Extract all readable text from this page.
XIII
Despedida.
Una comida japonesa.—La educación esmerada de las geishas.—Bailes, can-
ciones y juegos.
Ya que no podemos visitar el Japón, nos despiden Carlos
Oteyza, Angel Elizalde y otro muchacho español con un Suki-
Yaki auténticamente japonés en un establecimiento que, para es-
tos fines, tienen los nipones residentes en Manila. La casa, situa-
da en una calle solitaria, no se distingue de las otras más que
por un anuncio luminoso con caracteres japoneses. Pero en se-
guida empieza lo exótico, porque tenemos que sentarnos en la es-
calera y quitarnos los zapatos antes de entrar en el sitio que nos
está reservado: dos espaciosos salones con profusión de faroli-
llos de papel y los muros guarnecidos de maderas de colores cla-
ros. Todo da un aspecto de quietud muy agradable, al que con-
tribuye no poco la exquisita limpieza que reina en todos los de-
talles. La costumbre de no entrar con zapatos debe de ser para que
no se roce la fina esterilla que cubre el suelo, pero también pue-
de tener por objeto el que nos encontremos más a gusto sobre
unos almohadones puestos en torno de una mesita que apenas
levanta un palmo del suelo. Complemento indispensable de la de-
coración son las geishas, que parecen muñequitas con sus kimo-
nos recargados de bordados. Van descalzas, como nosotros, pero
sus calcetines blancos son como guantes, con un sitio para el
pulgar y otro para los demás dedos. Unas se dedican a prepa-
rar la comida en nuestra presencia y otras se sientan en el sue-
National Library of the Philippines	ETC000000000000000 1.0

Work to do
Restate every record exactly, leaving nothing out.

Exercise response
Extract all readable text from this page.
XIII
Despedida.
Una comida japonesa.—La educación esmerada de las geishas.—Bailes, can-
ciones y juegos.
Ya que no podemos visitar el Japón, nos despiden Carlos
Oteyza, Angel Elizalde y otro muchacho español con un Suki-
Yaki auténticamente japonés en un establecimiento que, para es-
tos fines, tienen los nipones residentes en Manila. La casa, situa-
da en una calle solitaria, no se distingue de las otras más que
por un anuncio luminoso con caracteres japoneses. Pero en se-
guida empieza lo exótico, porque tenemos que sentarnos en la es-
calera y quitarnos los zapatos antes de entrar en el sitio que nos
está reservado: dos espaciosos salones con profusión de faroli-
llos de papel y los muros guarnecidos de maderas de colores cla-
ros. Todo da un aspecto de quietud muy agradable, al que con-
tribuye no poco la exquisita limpieza que reina en todos los de-
talles. La costumbre de no entrar con zapatos debe de ser para que
no se roce la fina esterilla que cubre el suelo, pero también pue-
de tener por objeto el que nos encontremos más a gusto sobre
unos almohadones puestos en torno de una mesita que apenas
levanta un palmo del suelo. Complemento indispensable de la de-
coración son las geishas, que parecen muñequitas con sus kimo-
nos recargados de bordados. Van descalzas, como nosotros, pero
sus calcetines blancos son como guantes, con un sitio para el
pulgar y otro para los demás dedos. Unas se dedican a prepa-
rar la comida en nuestra presencia y otras se sientan en el sue-
National Library of the Philippines	ETC000000000000000 1.0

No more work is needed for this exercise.